═════ Given information ═════

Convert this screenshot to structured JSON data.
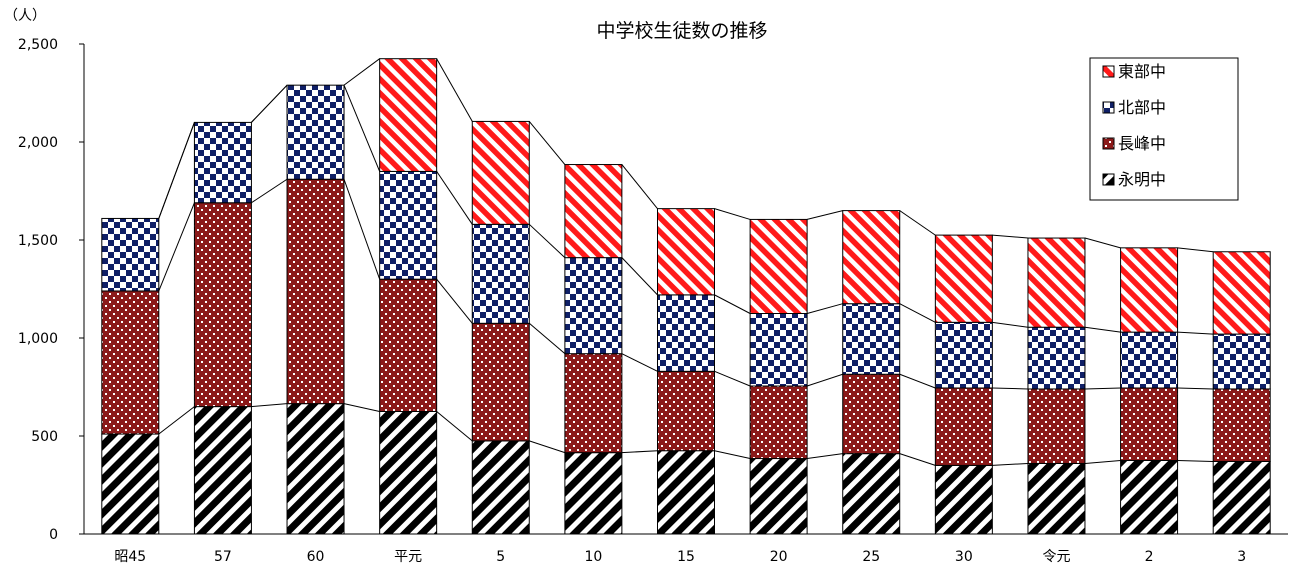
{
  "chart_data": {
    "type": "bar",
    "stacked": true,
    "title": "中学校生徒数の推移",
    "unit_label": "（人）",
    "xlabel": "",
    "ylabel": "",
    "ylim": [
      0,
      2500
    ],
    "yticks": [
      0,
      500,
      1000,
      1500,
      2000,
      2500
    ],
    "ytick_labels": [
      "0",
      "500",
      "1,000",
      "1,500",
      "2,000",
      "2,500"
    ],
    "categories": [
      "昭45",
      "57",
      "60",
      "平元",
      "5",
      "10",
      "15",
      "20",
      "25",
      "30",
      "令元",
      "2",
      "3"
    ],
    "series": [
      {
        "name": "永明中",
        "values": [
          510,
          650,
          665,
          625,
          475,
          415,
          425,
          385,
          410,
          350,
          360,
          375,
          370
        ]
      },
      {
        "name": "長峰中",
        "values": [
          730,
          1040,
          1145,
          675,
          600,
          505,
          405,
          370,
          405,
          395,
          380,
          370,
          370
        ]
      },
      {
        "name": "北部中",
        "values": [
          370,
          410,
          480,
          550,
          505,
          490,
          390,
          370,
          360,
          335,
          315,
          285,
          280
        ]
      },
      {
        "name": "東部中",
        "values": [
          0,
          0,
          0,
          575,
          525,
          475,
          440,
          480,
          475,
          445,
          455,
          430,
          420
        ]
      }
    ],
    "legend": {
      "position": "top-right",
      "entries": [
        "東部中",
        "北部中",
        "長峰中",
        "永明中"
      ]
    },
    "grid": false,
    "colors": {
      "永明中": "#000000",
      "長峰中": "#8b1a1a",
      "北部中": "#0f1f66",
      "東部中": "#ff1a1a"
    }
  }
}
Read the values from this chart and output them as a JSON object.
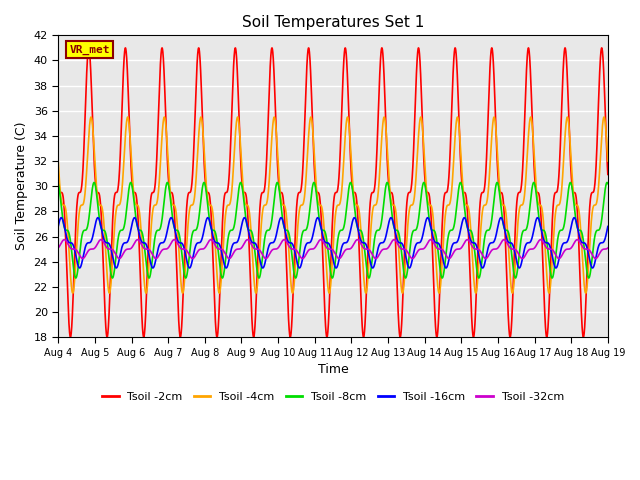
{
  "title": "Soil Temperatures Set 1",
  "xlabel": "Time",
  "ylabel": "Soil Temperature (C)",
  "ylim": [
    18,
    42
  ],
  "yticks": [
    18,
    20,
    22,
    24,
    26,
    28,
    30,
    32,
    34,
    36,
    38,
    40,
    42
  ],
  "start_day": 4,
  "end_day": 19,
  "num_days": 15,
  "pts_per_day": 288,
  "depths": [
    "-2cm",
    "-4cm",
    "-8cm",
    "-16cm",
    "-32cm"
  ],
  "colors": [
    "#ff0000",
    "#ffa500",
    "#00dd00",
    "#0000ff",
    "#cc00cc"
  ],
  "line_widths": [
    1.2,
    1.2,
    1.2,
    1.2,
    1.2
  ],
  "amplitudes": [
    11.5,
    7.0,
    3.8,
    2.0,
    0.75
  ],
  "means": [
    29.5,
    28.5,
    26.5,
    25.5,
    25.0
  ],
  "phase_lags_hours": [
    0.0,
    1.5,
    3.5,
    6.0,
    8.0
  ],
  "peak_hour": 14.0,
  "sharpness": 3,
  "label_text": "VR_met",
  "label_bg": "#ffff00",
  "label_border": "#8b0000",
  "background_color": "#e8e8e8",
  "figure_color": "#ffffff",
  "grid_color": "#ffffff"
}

═════

• _Given instruction_
With the pictures omitted, reproduce the records in full and exactly.

• _In response_
Convert this screenshot to structured JSON data.
{
  "chart_data": {
    "type": "bar",
    "stacked": true,
    "title": "中学校生徒数の推移",
    "unit_label": "（人）",
    "xlabel": "",
    "ylabel": "",
    "ylim": [
      0,
      2500
    ],
    "yticks": [
      0,
      500,
      1000,
      1500,
      2000,
      2500
    ],
    "ytick_labels": [
      "0",
      "500",
      "1,000",
      "1,500",
      "2,000",
      "2,500"
    ],
    "categories": [
      "昭45",
      "57",
      "60",
      "平元",
      "5",
      "10",
      "15",
      "20",
      "25",
      "30",
      "令元",
      "2",
      "3"
    ],
    "series": [
      {
        "name": "永明中",
        "values": [
          510,
          650,
          665,
          625,
          475,
          415,
          425,
          385,
          410,
          350,
          360,
          375,
          370
        ]
      },
      {
        "name": "長峰中",
        "values": [
          730,
          1040,
          1145,
          675,
          600,
          505,
          405,
          370,
          405,
          395,
          380,
          370,
          370
        ]
      },
      {
        "name": "北部中",
        "values": [
          370,
          410,
          480,
          550,
          505,
          490,
          390,
          370,
          360,
          335,
          315,
          285,
          280
        ]
      },
      {
        "name": "東部中",
        "values": [
          0,
          0,
          0,
          575,
          525,
          475,
          440,
          480,
          475,
          445,
          455,
          430,
          420
        ]
      }
    ],
    "legend": {
      "position": "top-right",
      "entries": [
        "東部中",
        "北部中",
        "長峰中",
        "永明中"
      ]
    },
    "grid": false,
    "colors": {
      "永明中": "#000000",
      "長峰中": "#8b1a1a",
      "北部中": "#0f1f66",
      "東部中": "#ff1a1a"
    }
  }
}
Read the values from this chart and output them as a JSON object.
{
  "title": "Soil Temperatures Set 1",
  "xlabel": "Time",
  "ylabel": "Soil Temperature (C)",
  "ylim": [
    18,
    42
  ],
  "yticks": [
    18,
    20,
    22,
    24,
    26,
    28,
    30,
    32,
    34,
    36,
    38,
    40,
    42
  ],
  "start_day": 4,
  "end_day": 19,
  "num_days": 15,
  "pts_per_day": 288,
  "depths": [
    "-2cm",
    "-4cm",
    "-8cm",
    "-16cm",
    "-32cm"
  ],
  "colors": [
    "#ff0000",
    "#ffa500",
    "#00dd00",
    "#0000ff",
    "#cc00cc"
  ],
  "line_widths": [
    1.2,
    1.2,
    1.2,
    1.2,
    1.2
  ],
  "amplitudes": [
    11.5,
    7.0,
    3.8,
    2.0,
    0.75
  ],
  "means": [
    29.5,
    28.5,
    26.5,
    25.5,
    25.0
  ],
  "phase_lags_hours": [
    0.0,
    1.5,
    3.5,
    6.0,
    8.0
  ],
  "peak_hour": 14.0,
  "sharpness": 3,
  "label_text": "VR_met",
  "label_bg": "#ffff00",
  "label_border": "#8b0000",
  "background_color": "#e8e8e8",
  "figure_color": "#ffffff",
  "grid_color": "#ffffff"
}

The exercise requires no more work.